Give the data a second time, exactly and in full.

>> Start

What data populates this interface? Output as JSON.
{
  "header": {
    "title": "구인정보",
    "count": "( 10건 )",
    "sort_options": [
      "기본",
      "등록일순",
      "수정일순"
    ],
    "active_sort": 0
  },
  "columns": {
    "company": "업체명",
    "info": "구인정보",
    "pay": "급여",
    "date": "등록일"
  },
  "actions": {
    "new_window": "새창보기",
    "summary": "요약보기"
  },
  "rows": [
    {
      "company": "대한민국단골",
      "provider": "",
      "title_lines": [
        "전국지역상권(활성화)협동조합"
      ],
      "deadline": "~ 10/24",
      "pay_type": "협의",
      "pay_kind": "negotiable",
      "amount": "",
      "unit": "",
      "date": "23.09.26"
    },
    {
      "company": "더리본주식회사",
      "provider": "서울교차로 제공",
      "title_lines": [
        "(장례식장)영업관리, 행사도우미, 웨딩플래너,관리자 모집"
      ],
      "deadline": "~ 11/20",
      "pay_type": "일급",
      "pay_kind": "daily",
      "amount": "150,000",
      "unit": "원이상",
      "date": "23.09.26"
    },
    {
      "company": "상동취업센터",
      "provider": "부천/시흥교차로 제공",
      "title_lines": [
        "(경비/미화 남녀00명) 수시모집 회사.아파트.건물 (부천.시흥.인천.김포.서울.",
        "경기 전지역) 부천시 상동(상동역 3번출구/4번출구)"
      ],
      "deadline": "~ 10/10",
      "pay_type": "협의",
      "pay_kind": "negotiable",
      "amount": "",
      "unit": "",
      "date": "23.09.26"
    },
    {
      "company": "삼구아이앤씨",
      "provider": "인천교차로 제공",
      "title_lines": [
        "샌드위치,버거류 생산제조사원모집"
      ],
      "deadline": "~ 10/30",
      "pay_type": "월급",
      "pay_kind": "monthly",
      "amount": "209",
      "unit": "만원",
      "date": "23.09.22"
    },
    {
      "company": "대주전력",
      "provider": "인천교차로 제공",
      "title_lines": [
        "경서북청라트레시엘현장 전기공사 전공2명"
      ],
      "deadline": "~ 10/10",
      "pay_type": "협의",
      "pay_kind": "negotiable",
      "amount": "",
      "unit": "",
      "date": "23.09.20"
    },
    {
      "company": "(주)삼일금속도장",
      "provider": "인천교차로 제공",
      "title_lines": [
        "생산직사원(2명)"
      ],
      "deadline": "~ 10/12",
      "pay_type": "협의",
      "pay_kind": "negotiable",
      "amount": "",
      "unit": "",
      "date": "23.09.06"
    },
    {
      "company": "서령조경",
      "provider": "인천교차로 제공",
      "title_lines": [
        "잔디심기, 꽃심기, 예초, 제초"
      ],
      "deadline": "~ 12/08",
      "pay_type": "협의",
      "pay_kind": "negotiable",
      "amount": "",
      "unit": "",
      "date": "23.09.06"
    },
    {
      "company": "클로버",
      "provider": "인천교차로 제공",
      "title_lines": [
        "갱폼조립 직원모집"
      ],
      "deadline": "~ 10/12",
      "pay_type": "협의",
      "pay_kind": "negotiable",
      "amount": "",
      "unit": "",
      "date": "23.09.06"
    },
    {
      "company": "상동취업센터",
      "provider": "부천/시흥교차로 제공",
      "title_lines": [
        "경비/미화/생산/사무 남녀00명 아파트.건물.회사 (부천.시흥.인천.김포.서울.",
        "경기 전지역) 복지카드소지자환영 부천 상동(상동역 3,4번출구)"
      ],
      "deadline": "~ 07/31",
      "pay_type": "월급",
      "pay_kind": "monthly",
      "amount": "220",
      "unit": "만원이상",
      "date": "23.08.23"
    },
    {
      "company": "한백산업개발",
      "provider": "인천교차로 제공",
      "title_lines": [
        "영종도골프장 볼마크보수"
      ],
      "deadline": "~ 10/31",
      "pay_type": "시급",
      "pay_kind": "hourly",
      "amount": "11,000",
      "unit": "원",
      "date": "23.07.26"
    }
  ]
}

>> End

**CORRECT OUTPUT:**
What data populates this interface? Output as JSON.
{
  "header": {
    "title": "구인정보",
    "count": "( 10건 )",
    "sort_options": [
      "기본",
      "등록일순",
      "수정일순"
    ],
    "active_sort": 0
  },
  "columns": {
    "company": "업체명",
    "info": "구인정보",
    "pay": "급여",
    "date": "등록일"
  },
  "actions": {
    "new_window": "새창보기",
    "summary": "요약보기"
  },
  "rows": [
    {
      "company": "대한민국단골",
      "provider": "",
      "title_lines": [
        "전국지역상권(활성화)협동조합"
      ],
      "deadline": "~ 10/24",
      "pay_type": "협의",
      "pay_kind": "negotiable",
      "amount": "",
      "unit": "",
      "date": "23.09.26"
    },
    {
      "company": "더리본주식회사",
      "provider": "서울교차로 제공",
      "title_lines": [
        "(장례식장)영업관리, 행사도우미, 웨딩플래너,관리자 모집"
      ],
      "deadline": "~ 11/20",
      "pay_type": "일급",
      "pay_kind": "daily",
      "amount": "150,000",
      "unit": "원이상",
      "date": "23.09.26"
    },
    {
      "company": "상동취업센터",
      "provider": "부천/시흥교차로 제공",
      "title_lines": [
        "(경비/미화 남녀00명) 수시모집 회사.아파트.건물 (부천.시흥.인천.김포.서울.",
        "경기 전지역) 부천시 상동(상동역 3번출구/4번출구)"
      ],
      "deadline": "~ 10/10",
      "pay_type": "협의",
      "pay_kind": "negotiable",
      "amount": "",
      "unit": "",
      "date": "23.09.26"
    },
    {
      "company": "삼구아이앤씨",
      "provider": "인천교차로 제공",
      "title_lines": [
        "샌드위치,버거류 생산제조사원모집"
      ],
      "deadline": "~ 10/30",
      "pay_type": "월급",
      "pay_kind": "monthly",
      "amount": "209",
      "unit": "만원",
      "date": "23.09.22"
    },
    {
      "company": "대주전력",
      "provider": "인천교차로 제공",
      "title_lines": [
        "경서북청라트레시엘현장 전기공사 전공2명"
      ],
      "deadline": "~ 10/10",
      "pay_type": "협의",
      "pay_kind": "negotiable",
      "amount": "",
      "unit": "",
      "date": "23.09.20"
    },
    {
      "company": "(주)삼일금속도장",
      "provider": "인천교차로 제공",
      "title_lines": [
        "생산직사원(2명)"
      ],
      "deadline": "~ 10/12",
      "pay_type": "협의",
      "pay_kind": "negotiable",
      "amount": "",
      "unit": "",
      "date": "23.09.06"
    },
    {
      "company": "서령조경",
      "provider": "인천교차로 제공",
      "title_lines": [
        "잔디심기, 꽃심기, 예초, 제초"
      ],
      "deadline": "~ 12/08",
      "pay_type": "협의",
      "pay_kind": "negotiable",
      "amount": "",
      "unit": "",
      "date": "23.09.06"
    },
    {
      "company": "클로버",
      "provider": "인천교차로 제공",
      "title_lines": [
        "갱폼조립 직원모집"
      ],
      "deadline": "~ 10/12",
      "pay_type": "협의",
      "pay_kind": "negotiable",
      "amount": "",
      "unit": "",
      "date": "23.09.06"
    },
    {
      "company": "상동취업센터",
      "provider": "부천/시흥교차로 제공",
      "title_lines": [
        "경비/미화/생산/사무 남녀00명 아파트.건물.회사 (부천.시흥.인천.김포.서울.",
        "경기 전지역) 복지카드소지자환영 부천 상동(상동역 3,4번출구)"
      ],
      "deadline": "~ 07/31",
      "pay_type": "월급",
      "pay_kind": "monthly",
      "amount": "220",
      "unit": "만원이상",
      "date": "23.08.23"
    },
    {
      "company": "한백산업개발",
      "provider": "인천교차로 제공",
      "title_lines": [
        "영종도골프장 볼마크보수"
      ],
      "deadline": "~ 10/31",
      "pay_type": "시급",
      "pay_kind": "hourly",
      "amount": "11,000",
      "unit": "원",
      "date": "23.07.26"
    }
  ]
}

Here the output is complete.